Structured figure records

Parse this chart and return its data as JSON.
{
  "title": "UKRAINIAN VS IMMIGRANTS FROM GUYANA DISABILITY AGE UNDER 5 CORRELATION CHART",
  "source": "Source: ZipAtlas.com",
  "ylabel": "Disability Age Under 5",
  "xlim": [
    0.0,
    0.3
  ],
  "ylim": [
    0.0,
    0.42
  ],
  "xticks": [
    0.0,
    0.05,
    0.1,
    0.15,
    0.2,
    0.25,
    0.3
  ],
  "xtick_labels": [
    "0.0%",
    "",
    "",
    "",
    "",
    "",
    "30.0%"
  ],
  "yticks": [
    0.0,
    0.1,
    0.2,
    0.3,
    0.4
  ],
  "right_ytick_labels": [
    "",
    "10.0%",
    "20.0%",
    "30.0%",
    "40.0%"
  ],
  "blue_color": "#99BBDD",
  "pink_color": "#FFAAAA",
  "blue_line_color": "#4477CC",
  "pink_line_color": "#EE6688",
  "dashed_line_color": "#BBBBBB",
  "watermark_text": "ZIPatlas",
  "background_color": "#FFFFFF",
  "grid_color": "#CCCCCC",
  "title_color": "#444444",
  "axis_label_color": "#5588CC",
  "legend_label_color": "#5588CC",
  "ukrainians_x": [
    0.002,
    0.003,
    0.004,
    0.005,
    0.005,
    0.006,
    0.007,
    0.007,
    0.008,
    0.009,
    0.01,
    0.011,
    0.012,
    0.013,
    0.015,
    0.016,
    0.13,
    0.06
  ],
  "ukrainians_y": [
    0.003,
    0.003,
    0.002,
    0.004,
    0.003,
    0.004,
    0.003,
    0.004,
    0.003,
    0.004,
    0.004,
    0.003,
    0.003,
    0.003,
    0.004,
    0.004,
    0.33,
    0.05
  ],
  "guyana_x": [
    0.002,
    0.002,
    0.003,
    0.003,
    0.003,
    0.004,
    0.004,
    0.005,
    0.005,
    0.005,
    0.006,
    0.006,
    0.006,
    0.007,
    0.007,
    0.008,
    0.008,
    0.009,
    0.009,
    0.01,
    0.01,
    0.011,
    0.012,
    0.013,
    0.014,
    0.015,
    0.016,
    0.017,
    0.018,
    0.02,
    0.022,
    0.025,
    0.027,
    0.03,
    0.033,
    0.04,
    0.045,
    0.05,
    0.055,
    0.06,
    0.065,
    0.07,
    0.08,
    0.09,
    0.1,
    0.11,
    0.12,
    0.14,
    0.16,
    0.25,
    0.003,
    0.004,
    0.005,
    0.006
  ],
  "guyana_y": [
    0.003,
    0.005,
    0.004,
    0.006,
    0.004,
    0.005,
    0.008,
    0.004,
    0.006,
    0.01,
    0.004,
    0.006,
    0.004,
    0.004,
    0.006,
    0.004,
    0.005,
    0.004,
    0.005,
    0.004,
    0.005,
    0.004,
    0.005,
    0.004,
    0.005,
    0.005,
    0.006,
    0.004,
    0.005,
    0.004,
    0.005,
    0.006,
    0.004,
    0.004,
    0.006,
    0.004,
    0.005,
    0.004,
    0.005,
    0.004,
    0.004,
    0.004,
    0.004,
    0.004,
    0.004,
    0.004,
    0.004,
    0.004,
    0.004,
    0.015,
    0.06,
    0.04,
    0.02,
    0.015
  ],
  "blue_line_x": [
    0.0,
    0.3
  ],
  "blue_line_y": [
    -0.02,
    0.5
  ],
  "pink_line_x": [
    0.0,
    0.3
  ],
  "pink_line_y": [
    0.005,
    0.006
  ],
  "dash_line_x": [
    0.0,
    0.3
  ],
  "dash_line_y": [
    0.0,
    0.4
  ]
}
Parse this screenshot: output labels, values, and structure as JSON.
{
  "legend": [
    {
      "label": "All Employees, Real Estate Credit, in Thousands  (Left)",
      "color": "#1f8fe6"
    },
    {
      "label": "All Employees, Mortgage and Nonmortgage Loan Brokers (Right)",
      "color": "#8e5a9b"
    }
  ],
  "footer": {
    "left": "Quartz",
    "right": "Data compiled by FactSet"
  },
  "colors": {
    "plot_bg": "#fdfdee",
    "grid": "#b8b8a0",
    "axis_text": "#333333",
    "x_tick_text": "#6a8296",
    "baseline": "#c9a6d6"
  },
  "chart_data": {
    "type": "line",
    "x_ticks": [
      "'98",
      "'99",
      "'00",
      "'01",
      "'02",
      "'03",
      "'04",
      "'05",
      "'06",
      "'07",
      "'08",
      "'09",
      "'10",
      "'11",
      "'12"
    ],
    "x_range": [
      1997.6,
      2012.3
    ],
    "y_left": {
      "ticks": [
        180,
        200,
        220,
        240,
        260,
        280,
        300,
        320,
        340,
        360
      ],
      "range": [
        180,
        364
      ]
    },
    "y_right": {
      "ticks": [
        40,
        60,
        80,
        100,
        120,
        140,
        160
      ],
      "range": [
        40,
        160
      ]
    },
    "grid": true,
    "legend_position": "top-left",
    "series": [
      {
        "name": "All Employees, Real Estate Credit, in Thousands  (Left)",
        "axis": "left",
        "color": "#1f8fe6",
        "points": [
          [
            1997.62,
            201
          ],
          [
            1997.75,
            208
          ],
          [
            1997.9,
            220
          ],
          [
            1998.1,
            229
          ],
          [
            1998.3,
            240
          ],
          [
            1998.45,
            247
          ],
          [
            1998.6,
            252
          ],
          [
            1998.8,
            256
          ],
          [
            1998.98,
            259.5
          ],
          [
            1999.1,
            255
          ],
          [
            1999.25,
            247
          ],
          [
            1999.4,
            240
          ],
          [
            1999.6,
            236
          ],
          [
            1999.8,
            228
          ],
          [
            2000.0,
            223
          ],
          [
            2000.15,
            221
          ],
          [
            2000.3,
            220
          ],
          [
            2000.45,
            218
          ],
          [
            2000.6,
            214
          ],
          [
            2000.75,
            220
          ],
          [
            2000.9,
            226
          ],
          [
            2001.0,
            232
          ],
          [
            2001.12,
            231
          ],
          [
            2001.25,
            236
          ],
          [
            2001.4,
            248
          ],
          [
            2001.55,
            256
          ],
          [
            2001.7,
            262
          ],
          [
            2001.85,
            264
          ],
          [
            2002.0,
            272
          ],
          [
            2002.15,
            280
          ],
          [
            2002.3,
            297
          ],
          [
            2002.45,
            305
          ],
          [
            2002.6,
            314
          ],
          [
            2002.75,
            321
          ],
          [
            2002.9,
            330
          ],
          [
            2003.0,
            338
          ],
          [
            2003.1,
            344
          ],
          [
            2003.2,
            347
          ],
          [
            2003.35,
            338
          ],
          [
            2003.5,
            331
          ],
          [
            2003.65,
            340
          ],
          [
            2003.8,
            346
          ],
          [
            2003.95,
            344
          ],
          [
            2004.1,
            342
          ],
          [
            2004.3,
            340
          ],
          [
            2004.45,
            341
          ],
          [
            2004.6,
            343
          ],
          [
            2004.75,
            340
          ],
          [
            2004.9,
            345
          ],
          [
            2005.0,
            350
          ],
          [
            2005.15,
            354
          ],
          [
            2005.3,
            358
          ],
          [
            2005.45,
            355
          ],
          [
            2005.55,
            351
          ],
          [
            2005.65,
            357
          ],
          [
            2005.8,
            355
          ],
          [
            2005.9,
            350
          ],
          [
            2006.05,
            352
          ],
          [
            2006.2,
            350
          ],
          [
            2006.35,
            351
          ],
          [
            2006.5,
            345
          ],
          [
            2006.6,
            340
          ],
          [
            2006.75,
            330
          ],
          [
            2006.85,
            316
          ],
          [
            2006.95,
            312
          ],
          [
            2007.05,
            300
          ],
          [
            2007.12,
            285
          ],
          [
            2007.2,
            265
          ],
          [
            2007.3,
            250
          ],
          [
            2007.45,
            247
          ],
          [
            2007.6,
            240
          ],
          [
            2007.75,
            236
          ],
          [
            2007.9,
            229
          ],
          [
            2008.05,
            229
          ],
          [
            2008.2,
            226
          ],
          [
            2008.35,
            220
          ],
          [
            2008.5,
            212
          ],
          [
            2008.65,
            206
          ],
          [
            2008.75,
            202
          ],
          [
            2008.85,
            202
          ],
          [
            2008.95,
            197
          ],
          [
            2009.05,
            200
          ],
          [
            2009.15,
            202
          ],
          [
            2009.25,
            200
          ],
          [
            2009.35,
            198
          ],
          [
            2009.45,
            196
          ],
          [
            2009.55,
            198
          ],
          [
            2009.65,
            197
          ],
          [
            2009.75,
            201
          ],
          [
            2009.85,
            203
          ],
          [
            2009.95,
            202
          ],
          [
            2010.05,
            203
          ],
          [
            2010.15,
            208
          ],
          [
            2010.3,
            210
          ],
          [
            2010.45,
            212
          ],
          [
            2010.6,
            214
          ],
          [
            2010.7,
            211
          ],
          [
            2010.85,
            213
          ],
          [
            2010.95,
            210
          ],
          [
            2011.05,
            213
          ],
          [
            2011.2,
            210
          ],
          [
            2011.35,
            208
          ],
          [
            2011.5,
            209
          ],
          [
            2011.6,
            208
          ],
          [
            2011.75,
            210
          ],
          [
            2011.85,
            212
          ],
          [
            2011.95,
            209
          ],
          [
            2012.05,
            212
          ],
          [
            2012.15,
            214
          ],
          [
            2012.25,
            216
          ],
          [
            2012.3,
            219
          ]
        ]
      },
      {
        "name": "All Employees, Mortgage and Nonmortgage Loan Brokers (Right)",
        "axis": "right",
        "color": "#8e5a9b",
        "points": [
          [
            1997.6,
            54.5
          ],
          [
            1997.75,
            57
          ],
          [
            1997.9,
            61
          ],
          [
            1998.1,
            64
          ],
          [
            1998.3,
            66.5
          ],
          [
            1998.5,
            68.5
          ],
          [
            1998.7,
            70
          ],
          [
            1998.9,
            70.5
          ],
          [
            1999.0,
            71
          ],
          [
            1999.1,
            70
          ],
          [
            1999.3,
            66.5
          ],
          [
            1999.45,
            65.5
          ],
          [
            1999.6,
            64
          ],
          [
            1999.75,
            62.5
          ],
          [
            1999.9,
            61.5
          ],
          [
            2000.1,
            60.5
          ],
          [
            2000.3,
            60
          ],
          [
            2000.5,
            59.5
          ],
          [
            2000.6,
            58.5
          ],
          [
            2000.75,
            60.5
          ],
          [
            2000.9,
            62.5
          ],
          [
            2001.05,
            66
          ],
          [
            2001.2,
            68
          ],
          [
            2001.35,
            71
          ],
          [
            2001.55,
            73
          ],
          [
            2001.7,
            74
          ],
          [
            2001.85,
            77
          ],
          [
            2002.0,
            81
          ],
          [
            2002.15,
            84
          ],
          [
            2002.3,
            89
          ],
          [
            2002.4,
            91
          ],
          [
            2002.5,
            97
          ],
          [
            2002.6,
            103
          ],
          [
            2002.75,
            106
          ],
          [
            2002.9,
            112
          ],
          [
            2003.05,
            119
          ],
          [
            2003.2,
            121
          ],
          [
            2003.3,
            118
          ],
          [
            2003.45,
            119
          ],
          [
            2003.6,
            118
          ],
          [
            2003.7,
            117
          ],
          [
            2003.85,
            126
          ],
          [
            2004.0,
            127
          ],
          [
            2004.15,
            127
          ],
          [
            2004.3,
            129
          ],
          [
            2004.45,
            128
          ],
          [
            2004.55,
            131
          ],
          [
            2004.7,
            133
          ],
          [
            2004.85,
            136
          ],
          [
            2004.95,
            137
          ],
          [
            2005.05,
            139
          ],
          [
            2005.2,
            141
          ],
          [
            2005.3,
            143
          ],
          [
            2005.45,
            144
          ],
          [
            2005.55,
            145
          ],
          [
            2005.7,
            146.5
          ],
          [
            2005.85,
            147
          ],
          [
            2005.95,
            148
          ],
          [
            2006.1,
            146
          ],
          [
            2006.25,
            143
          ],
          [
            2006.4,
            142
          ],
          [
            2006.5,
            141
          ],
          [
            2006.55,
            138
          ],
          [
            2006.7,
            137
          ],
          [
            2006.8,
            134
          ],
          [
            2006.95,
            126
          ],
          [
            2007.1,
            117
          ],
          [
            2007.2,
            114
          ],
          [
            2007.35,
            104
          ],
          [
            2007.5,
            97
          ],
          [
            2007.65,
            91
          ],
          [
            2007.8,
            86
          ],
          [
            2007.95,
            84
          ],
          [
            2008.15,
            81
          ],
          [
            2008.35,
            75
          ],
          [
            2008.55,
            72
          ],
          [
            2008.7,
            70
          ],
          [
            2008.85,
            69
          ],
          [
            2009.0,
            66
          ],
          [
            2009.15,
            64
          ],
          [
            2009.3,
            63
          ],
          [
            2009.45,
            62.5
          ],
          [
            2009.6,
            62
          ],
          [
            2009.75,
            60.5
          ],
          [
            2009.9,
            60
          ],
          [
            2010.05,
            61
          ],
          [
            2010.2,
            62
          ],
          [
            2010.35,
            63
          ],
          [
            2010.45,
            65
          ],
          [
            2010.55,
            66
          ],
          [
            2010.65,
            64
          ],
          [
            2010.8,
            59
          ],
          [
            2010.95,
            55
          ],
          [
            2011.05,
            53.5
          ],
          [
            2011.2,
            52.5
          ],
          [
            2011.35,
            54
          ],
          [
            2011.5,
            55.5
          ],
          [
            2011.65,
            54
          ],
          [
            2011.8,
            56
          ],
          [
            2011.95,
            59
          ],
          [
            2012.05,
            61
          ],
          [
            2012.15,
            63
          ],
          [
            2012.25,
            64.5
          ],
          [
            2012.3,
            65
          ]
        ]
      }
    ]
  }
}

• SET EXERCISE:
Where a line contains the string "Brokers", extract that line.

• ANSWER:
      "label": "All Employees, Mortgage and Nonmortgage Loan Brokers (Right)",
        "name": "All Employees, Mortgage and Nonmortgage Loan Brokers (Right)",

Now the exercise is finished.